[A block of data]
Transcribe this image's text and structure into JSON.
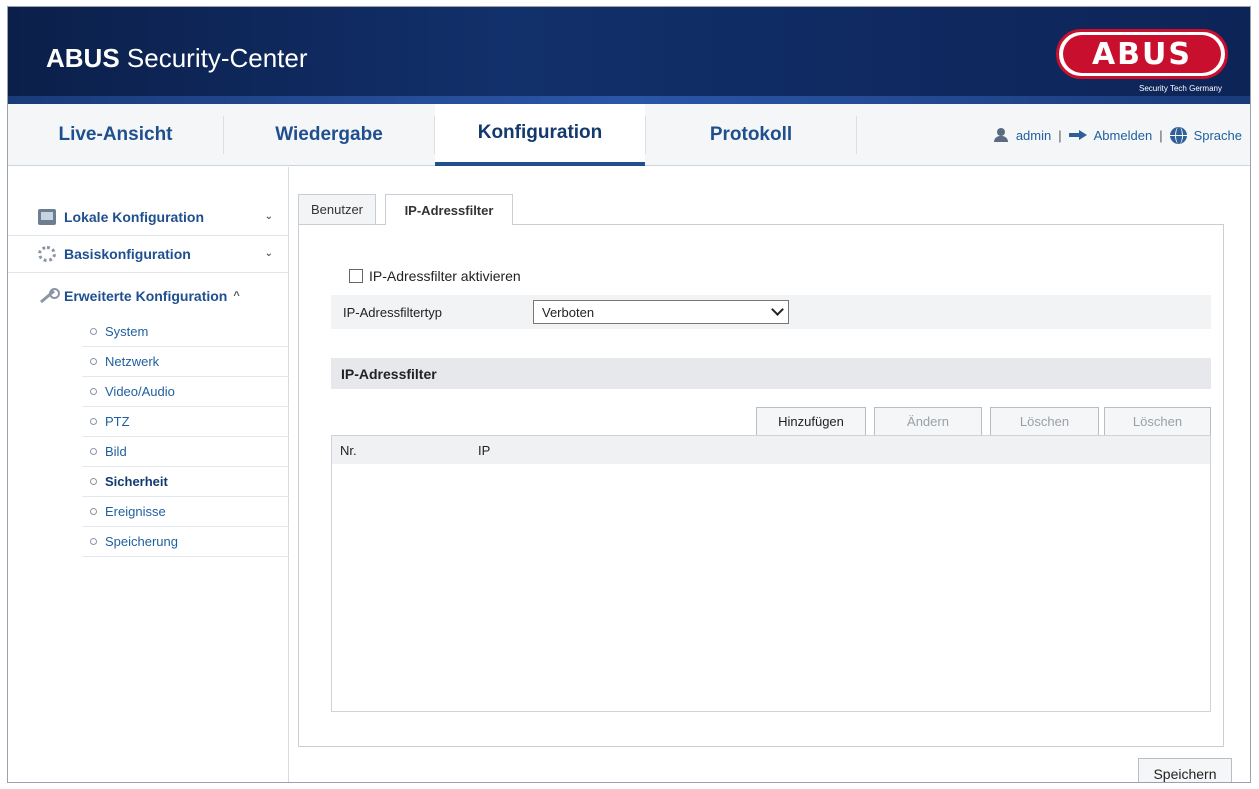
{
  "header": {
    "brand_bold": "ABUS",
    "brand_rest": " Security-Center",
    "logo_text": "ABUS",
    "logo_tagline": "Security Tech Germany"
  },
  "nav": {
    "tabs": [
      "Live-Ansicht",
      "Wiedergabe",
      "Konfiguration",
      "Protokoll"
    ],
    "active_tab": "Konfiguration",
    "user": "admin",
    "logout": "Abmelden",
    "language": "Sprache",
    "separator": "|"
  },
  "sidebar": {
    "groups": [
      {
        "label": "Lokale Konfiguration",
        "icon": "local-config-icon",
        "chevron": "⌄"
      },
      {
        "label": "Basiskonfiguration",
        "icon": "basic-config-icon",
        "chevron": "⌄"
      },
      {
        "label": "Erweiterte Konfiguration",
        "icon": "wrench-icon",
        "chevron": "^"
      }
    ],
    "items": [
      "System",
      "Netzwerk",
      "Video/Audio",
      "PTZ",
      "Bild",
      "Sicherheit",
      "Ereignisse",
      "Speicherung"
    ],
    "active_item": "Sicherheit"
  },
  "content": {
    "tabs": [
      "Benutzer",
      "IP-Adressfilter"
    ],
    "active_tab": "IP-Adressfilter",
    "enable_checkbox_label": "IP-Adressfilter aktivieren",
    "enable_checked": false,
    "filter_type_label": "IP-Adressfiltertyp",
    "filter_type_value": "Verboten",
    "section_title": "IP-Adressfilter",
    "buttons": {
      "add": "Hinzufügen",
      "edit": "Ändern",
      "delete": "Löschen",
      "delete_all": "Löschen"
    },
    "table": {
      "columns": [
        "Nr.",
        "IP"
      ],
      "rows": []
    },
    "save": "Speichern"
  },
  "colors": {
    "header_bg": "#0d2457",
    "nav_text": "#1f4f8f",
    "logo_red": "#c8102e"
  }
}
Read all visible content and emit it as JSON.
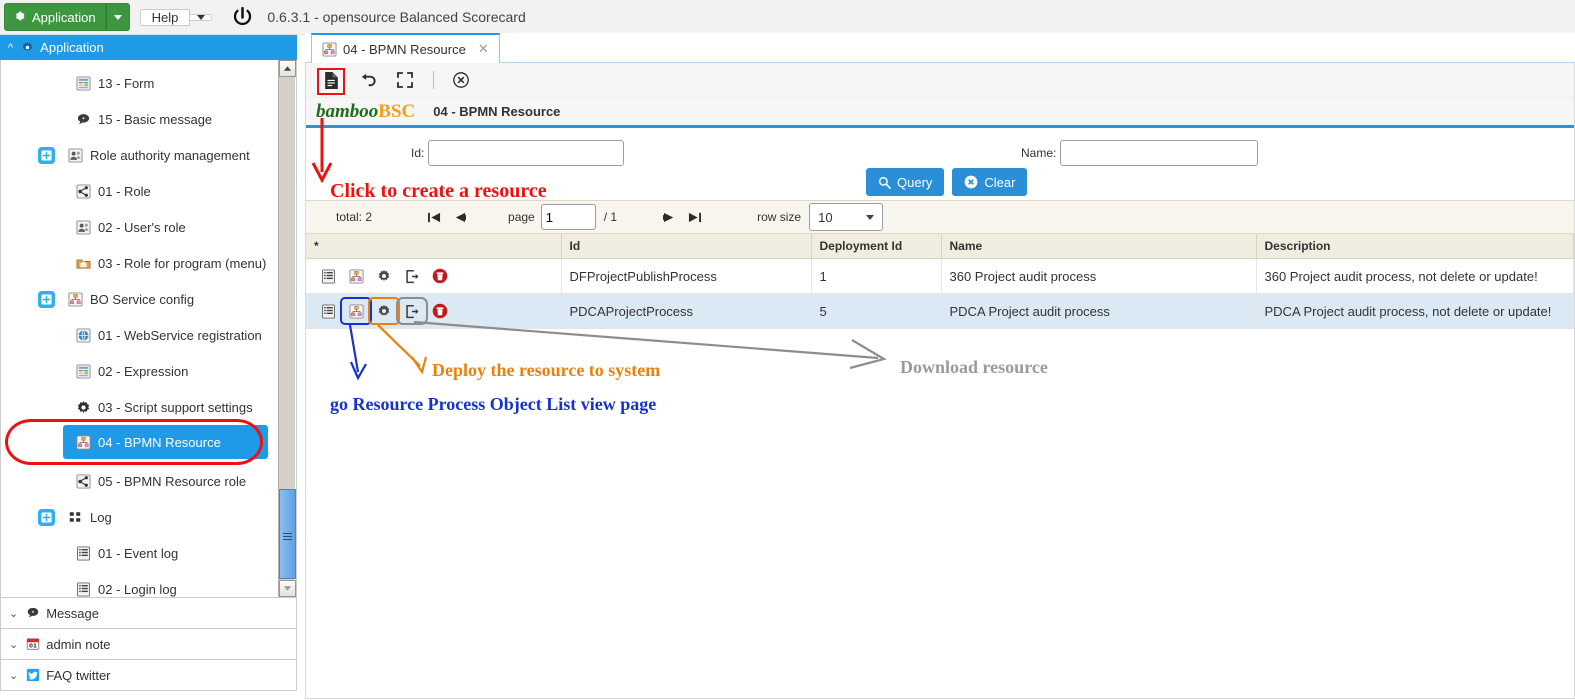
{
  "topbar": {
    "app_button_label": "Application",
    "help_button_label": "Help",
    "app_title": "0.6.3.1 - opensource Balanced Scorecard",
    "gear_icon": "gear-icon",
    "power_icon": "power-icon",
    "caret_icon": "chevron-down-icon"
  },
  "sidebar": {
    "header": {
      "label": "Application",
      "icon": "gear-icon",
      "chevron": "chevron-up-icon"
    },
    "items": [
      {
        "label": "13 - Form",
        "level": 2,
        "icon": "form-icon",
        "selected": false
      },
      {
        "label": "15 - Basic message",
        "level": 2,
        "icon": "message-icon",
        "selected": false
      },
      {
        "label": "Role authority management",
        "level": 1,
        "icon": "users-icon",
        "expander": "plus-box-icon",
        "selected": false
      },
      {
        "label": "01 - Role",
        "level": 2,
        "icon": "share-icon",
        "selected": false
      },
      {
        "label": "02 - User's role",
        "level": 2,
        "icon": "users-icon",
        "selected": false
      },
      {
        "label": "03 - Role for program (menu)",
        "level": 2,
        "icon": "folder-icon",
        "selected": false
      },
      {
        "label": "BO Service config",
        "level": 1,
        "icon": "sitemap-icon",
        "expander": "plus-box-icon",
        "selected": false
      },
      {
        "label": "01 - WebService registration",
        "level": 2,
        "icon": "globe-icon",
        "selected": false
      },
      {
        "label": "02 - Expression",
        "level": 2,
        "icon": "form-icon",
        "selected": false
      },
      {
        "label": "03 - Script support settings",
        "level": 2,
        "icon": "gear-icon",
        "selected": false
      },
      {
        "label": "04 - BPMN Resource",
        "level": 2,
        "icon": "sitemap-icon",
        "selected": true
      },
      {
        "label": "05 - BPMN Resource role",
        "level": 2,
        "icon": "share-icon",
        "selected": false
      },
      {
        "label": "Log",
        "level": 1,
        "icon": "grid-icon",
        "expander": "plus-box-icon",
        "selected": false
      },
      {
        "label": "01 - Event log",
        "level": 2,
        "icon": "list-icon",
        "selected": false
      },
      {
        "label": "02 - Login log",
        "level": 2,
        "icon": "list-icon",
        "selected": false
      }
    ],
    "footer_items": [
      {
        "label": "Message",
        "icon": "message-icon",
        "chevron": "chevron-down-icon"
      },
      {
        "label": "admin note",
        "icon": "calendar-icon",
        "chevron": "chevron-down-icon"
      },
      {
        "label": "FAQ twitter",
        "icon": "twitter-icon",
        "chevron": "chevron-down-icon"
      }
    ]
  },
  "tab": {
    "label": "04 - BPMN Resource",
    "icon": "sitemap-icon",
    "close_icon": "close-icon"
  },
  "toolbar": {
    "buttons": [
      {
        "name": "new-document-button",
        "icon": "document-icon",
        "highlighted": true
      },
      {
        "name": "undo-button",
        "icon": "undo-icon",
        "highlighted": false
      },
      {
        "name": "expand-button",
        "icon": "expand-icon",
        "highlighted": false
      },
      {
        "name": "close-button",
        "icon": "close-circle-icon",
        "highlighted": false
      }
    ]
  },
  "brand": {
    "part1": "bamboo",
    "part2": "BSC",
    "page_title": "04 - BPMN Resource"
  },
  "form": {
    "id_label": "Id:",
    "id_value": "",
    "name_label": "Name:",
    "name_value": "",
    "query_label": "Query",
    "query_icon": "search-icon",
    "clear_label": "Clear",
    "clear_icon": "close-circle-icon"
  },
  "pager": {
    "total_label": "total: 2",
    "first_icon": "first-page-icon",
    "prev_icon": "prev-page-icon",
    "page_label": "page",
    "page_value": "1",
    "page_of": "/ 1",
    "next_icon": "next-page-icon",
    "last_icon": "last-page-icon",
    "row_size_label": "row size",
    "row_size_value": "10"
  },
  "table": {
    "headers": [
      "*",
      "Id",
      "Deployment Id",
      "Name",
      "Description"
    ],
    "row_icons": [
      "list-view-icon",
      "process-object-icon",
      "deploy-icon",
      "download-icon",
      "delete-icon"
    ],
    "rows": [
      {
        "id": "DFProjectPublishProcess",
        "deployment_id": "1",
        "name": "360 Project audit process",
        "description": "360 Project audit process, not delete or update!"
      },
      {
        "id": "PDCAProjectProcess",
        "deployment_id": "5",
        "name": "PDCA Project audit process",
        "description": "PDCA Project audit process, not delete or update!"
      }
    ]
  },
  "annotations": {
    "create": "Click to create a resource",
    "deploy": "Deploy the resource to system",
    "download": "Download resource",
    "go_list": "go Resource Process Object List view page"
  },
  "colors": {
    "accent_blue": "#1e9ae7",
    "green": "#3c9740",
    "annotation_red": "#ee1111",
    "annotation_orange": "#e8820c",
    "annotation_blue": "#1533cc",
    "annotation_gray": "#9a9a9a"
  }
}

_What needs to be done_: Copy out every line with the word "close".

_Response below_:
    "close_icon": "close-icon"
        "name": "close-button",
        "icon": "close-circle-icon",
    "clear_icon": "close-circle-icon"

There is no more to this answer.